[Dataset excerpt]
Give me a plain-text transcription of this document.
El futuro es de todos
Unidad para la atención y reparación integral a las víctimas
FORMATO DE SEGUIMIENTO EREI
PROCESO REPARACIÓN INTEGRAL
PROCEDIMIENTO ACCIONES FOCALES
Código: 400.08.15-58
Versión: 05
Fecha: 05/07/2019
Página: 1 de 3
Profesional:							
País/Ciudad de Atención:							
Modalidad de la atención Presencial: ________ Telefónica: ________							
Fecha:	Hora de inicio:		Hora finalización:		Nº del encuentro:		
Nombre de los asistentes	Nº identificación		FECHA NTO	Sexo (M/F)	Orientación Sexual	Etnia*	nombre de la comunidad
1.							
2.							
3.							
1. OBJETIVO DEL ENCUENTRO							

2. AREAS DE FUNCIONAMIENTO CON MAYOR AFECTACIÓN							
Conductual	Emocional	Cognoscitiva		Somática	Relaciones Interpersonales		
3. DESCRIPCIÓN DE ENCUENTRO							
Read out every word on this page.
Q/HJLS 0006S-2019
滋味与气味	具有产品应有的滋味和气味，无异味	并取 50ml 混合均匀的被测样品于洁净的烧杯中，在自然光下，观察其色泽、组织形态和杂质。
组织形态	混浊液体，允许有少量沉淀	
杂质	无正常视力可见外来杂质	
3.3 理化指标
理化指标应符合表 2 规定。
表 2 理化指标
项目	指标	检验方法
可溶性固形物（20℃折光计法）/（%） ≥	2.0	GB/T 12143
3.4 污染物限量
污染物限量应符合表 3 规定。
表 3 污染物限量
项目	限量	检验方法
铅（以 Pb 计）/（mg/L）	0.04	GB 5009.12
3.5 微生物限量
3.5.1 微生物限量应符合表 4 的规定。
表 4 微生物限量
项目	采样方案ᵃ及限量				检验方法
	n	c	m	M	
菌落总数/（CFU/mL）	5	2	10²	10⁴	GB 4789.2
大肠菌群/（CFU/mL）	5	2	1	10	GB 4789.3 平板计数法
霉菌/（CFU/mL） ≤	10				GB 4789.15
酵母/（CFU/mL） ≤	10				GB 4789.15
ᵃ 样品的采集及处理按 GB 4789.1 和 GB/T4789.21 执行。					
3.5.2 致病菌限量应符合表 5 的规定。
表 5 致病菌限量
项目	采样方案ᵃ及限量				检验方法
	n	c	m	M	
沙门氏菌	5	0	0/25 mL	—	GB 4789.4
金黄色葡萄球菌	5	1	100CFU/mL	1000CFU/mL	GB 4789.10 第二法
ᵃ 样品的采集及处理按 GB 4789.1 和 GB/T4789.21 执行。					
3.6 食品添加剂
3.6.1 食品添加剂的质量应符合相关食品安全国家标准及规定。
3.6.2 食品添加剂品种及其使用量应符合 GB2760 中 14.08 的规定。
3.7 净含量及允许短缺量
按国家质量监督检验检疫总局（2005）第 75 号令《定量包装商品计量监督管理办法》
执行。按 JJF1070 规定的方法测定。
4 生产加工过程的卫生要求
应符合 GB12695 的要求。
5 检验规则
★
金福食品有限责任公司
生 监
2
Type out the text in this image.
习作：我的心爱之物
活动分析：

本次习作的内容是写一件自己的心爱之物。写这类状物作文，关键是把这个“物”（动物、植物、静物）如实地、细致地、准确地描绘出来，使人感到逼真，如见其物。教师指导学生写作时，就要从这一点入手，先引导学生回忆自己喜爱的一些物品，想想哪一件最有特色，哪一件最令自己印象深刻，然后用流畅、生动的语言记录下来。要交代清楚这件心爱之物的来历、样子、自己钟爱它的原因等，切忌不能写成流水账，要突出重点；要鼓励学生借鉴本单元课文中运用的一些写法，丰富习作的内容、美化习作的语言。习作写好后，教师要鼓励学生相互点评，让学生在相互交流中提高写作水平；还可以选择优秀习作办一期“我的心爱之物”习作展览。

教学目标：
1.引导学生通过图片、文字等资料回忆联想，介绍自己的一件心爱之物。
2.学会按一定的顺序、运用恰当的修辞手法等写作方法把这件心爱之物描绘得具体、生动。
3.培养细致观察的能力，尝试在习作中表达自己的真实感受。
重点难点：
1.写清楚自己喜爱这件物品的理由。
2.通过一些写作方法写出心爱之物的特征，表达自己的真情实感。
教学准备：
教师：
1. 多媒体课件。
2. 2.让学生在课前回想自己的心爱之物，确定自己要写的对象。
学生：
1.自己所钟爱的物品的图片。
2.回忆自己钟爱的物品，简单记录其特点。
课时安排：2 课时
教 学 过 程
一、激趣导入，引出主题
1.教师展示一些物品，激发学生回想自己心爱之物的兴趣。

**PROBLEM STATEMENT**
Repeat the data in its entirety, character for character.

**WRITTEN REPLY**
Give me a plain-text transcription of this document.
El futuro es de todos
Unidad para la atención y reparación integral a las víctimas
FORMATO DE SEGUIMIENTO EREI
PROCESO REPARACIÓN INTEGRAL
PROCEDIMIENTO ACCIONES FOCALES
Código: 400.08.15-58
Versión: 05
Fecha: 05/07/2019
Página: 1 de 3
Profesional:							
País/Ciudad de Atención:							
Modalidad de la atención Presencial: ________ Telefónica: ________							
Fecha:	Hora de inicio:		Hora finalización:		Nº del encuentro:		
Nombre de los asistentes	Nº identificación		FECHA NTO	Sexo (M/F)	Orientación Sexual	Etnia*	nombre de la comunidad
1.							
2.							
3.							
1. OBJETIVO DEL ENCUENTRO							

2. AREAS DE FUNCIONAMIENTO CON MAYOR AFECTACIÓN							
Conductual	Emocional	Cognoscitiva		Somática	Relaciones Interpersonales		
3. DESCRIPCIÓN DE ENCUENTRO							
Read out every word on this page.
Q/HJLS 0006S-2019
滋味与气味	具有产品应有的滋味和气味，无异味	并取 50ml 混合均匀的被测样品于洁净的烧杯中，在自然光下，观察其色泽、组织形态和杂质。
组织形态	混浊液体，允许有少量沉淀	
杂质	无正常视力可见外来杂质	
3.3 理化指标
理化指标应符合表 2 规定。
表 2 理化指标
项目	指标	检验方法
可溶性固形物（20℃折光计法）/（%） ≥	2.0	GB/T 12143
3.4 污染物限量
污染物限量应符合表 3 规定。
表 3 污染物限量
项目	限量	检验方法
铅（以 Pb 计）/（mg/L）	0.04	GB 5009.12
3.5 微生物限量
3.5.1 微生物限量应符合表 4 的规定。
表 4 微生物限量
项目	采样方案ᵃ及限量				检验方法
	n	c	m	M	
菌落总数/（CFU/mL）	5	2	10²	10⁴	GB 4789.2
大肠菌群/（CFU/mL）	5	2	1	10	GB 4789.3 平板计数法
霉菌/（CFU/mL） ≤	10				GB 4789.15
酵母/（CFU/mL） ≤	10				GB 4789.15
ᵃ 样品的采集及处理按 GB 4789.1 和 GB/T4789.21 执行。					
3.5.2 致病菌限量应符合表 5 的规定。
表 5 致病菌限量
项目	采样方案ᵃ及限量				检验方法
	n	c	m	M	
沙门氏菌	5	0	0/25 mL	—	GB 4789.4
金黄色葡萄球菌	5	1	100CFU/mL	1000CFU/mL	GB 4789.10 第二法
ᵃ 样品的采集及处理按 GB 4789.1 和 GB/T4789.21 执行。					
3.6 食品添加剂
3.6.1 食品添加剂的质量应符合相关食品安全国家标准及规定。
3.6.2 食品添加剂品种及其使用量应符合 GB2760 中 14.08 的规定。
3.7 净含量及允许短缺量
按国家质量监督检验检疫总局（2005）第 75 号令《定量包装商品计量监督管理办法》
执行。按 JJF1070 规定的方法测定。
4 生产加工过程的卫生要求
应符合 GB12695 的要求。
5 检验规则
★
金福食品有限责任公司
生 监
2
Type out the text in this image.
习作：我的心爱之物
活动分析：

本次习作的内容是写一件自己的心爱之物。写这类状物作文，关键是把这个“物”（动物、植物、静物）如实地、细致地、准确地描绘出来，使人感到逼真，如见其物。教师指导学生写作时，就要从这一点入手，先引导学生回忆自己喜爱的一些物品，想想哪一件最有特色，哪一件最令自己印象深刻，然后用流畅、生动的语言记录下来。要交代清楚这件心爱之物的来历、样子、自己钟爱它的原因等，切忌不能写成流水账，要突出重点；要鼓励学生借鉴本单元课文中运用的一些写法，丰富习作的内容、美化习作的语言。习作写好后，教师要鼓励学生相互点评，让学生在相互交流中提高写作水平；还可以选择优秀习作办一期“我的心爱之物”习作展览。

教学目标：
1.引导学生通过图片、文字等资料回忆联想，介绍自己的一件心爱之物。
2.学会按一定的顺序、运用恰当的修辞手法等写作方法把这件心爱之物描绘得具体、生动。
3.培养细致观察的能力，尝试在习作中表达自己的真实感受。
重点难点：
1.写清楚自己喜爱这件物品的理由。
2.通过一些写作方法写出心爱之物的特征，表达自己的真情实感。
教学准备：
教师：
1. 多媒体课件。
2. 2.让学生在课前回想自己的心爱之物，确定自己要写的对象。
学生：
1.自己所钟爱的物品的图片。
2.回忆自己钟爱的物品，简单记录其特点。
课时安排：2 课时
教 学 过 程
一、激趣导入，引出主题
1.教师展示一些物品，激发学生回想自己心爱之物的兴趣。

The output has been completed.